OBJECTIVE: Pull out every line of the listing below and reproduce each one unchanged, in the same order.

-- begin MATERIAL FOR THIS TASK --

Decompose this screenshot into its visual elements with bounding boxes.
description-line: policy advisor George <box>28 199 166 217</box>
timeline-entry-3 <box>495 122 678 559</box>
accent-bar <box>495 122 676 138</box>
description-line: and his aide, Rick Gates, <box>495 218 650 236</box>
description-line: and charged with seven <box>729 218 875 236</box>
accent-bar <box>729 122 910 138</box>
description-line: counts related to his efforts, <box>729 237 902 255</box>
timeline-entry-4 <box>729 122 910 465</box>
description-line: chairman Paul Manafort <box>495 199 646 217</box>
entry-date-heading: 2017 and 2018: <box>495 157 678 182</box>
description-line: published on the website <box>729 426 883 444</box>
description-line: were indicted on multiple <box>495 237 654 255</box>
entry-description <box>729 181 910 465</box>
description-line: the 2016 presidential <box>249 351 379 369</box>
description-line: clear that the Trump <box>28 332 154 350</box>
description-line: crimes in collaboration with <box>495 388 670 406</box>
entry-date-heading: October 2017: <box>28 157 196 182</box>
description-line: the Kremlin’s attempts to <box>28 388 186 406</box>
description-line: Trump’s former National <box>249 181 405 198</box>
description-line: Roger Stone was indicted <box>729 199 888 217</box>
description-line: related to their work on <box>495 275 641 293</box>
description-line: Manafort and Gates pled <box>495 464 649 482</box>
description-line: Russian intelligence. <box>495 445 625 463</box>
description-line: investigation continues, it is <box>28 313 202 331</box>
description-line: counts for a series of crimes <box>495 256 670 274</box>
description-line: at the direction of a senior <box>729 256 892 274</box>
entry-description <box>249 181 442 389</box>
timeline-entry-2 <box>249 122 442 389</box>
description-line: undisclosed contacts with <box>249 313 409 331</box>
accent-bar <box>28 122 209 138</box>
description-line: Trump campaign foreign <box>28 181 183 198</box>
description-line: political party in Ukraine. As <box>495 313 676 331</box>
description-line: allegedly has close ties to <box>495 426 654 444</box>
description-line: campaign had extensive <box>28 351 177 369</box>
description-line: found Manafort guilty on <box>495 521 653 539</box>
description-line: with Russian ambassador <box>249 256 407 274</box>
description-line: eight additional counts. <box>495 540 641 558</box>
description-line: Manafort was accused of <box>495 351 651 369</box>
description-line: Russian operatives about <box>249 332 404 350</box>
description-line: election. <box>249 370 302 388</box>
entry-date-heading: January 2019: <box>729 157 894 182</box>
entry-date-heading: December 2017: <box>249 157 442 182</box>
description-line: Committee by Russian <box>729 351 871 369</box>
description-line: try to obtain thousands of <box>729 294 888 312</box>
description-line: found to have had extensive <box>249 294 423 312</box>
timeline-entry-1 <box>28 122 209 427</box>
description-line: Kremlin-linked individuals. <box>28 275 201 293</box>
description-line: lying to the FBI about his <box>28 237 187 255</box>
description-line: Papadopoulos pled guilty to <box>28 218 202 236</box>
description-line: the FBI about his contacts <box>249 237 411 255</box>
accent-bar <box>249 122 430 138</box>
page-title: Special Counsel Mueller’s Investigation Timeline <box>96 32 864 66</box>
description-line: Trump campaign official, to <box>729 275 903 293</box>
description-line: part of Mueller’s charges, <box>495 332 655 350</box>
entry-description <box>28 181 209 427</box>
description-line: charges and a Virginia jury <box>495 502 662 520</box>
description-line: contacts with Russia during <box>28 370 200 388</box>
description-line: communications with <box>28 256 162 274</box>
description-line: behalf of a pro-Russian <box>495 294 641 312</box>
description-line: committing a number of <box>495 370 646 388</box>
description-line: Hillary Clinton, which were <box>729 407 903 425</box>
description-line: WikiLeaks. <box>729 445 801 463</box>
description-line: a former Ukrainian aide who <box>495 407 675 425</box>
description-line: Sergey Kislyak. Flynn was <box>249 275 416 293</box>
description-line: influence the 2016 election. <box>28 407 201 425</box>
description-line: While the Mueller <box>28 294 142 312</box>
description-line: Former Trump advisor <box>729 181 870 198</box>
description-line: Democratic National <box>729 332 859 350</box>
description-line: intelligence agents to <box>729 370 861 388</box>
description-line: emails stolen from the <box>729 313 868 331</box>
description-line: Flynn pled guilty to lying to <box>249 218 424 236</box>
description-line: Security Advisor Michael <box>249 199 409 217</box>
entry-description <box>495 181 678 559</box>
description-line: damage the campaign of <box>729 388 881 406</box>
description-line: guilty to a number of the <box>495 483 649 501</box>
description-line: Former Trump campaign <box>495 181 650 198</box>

-- end MATERIAL FOR THIS TASK --

ANSWER:
Decompose this screenshot into its visual elements with bounding boxes.
description-line: policy advisor George <box>28 199 166 217</box>
timeline-entry-3 <box>495 122 678 559</box>
accent-bar <box>495 122 676 138</box>
description-line: and his aide, Rick Gates, <box>495 218 650 236</box>
description-line: and charged with seven <box>729 218 875 236</box>
accent-bar <box>729 122 910 138</box>
description-line: counts related to his efforts, <box>729 237 902 255</box>
timeline-entry-4 <box>729 122 910 465</box>
description-line: chairman Paul Manafort <box>495 199 646 217</box>
entry-date-heading: 2017 and 2018: <box>495 157 678 182</box>
description-line: published on the website <box>729 426 883 444</box>
description-line: were indicted on multiple <box>495 237 654 255</box>
entry-description <box>729 181 910 465</box>
description-line: the 2016 presidential <box>249 351 379 369</box>
description-line: clear that the Trump <box>28 332 154 350</box>
description-line: crimes in collaboration with <box>495 388 670 406</box>
entry-date-heading: October 2017: <box>28 157 196 182</box>
description-line: the Kremlin’s attempts to <box>28 388 186 406</box>
description-line: Trump’s former National <box>249 181 405 198</box>
description-line: Roger Stone was indicted <box>729 199 888 217</box>
description-line: related to their work on <box>495 275 641 293</box>
description-line: Manafort and Gates pled <box>495 464 649 482</box>
description-line: Russian intelligence. <box>495 445 625 463</box>
description-line: investigation continues, it is <box>28 313 202 331</box>
description-line: counts for a series of crimes <box>495 256 670 274</box>
description-line: at the direction of a senior <box>729 256 892 274</box>
entry-description <box>249 181 442 389</box>
timeline-entry-2 <box>249 122 442 389</box>
description-line: undisclosed contacts with <box>249 313 409 331</box>
accent-bar <box>28 122 209 138</box>
description-line: Trump campaign foreign <box>28 181 183 198</box>
description-line: political party in Ukraine. As <box>495 313 676 331</box>
description-line: allegedly has close ties to <box>495 426 654 444</box>
description-line: campaign had extensive <box>28 351 177 369</box>
description-line: found Manafort guilty on <box>495 521 653 539</box>
description-line: with Russian ambassador <box>249 256 407 274</box>
description-line: eight additional counts. <box>495 540 641 558</box>
description-line: Manafort was accused of <box>495 351 651 369</box>
description-line: Russian operatives about <box>249 332 404 350</box>
description-line: election. <box>249 370 302 388</box>
entry-date-heading: January 2019: <box>729 157 894 182</box>
entry-date-heading: December 2017: <box>249 157 442 182</box>
description-line: Committee by Russian <box>729 351 871 369</box>
description-line: try to obtain thousands of <box>729 294 888 312</box>
description-line: found to have had extensive <box>249 294 423 312</box>
timeline-entry-1 <box>28 122 209 427</box>
description-line: Kremlin-linked individuals. <box>28 275 201 293</box>
description-line: lying to the FBI about his <box>28 237 187 255</box>
description-line: Papadopoulos pled guilty to <box>28 218 202 236</box>
description-line: the FBI about his contacts <box>249 237 411 255</box>
accent-bar <box>249 122 430 138</box>
page-title: Special Counsel Mueller’s Investigation Timeline <box>96 32 864 66</box>
description-line: Trump campaign official, to <box>729 275 903 293</box>
description-line: part of Mueller’s charges, <box>495 332 655 350</box>
entry-description <box>28 181 209 427</box>
description-line: charges and a Virginia jury <box>495 502 662 520</box>
description-line: contacts with Russia during <box>28 370 200 388</box>
description-line: communications with <box>28 256 162 274</box>
description-line: behalf of a pro-Russian <box>495 294 641 312</box>
description-line: committing a number of <box>495 370 646 388</box>
description-line: Hillary Clinton, which were <box>729 407 903 425</box>
description-line: WikiLeaks. <box>729 445 801 463</box>
description-line: a former Ukrainian aide who <box>495 407 675 425</box>
description-line: Sergey Kislyak. Flynn was <box>249 275 416 293</box>
description-line: influence the 2016 election. <box>28 407 201 425</box>
description-line: While the Mueller <box>28 294 142 312</box>
description-line: Former Trump advisor <box>729 181 870 198</box>
description-line: Democratic National <box>729 332 859 350</box>
description-line: intelligence agents to <box>729 370 861 388</box>
description-line: emails stolen from the <box>729 313 868 331</box>
description-line: Flynn pled guilty to lying to <box>249 218 424 236</box>
description-line: Security Advisor Michael <box>249 199 409 217</box>
entry-description <box>495 181 678 559</box>
description-line: damage the campaign of <box>729 388 881 406</box>
description-line: guilty to a number of the <box>495 483 649 501</box>
description-line: Former Trump campaign <box>495 181 650 198</box>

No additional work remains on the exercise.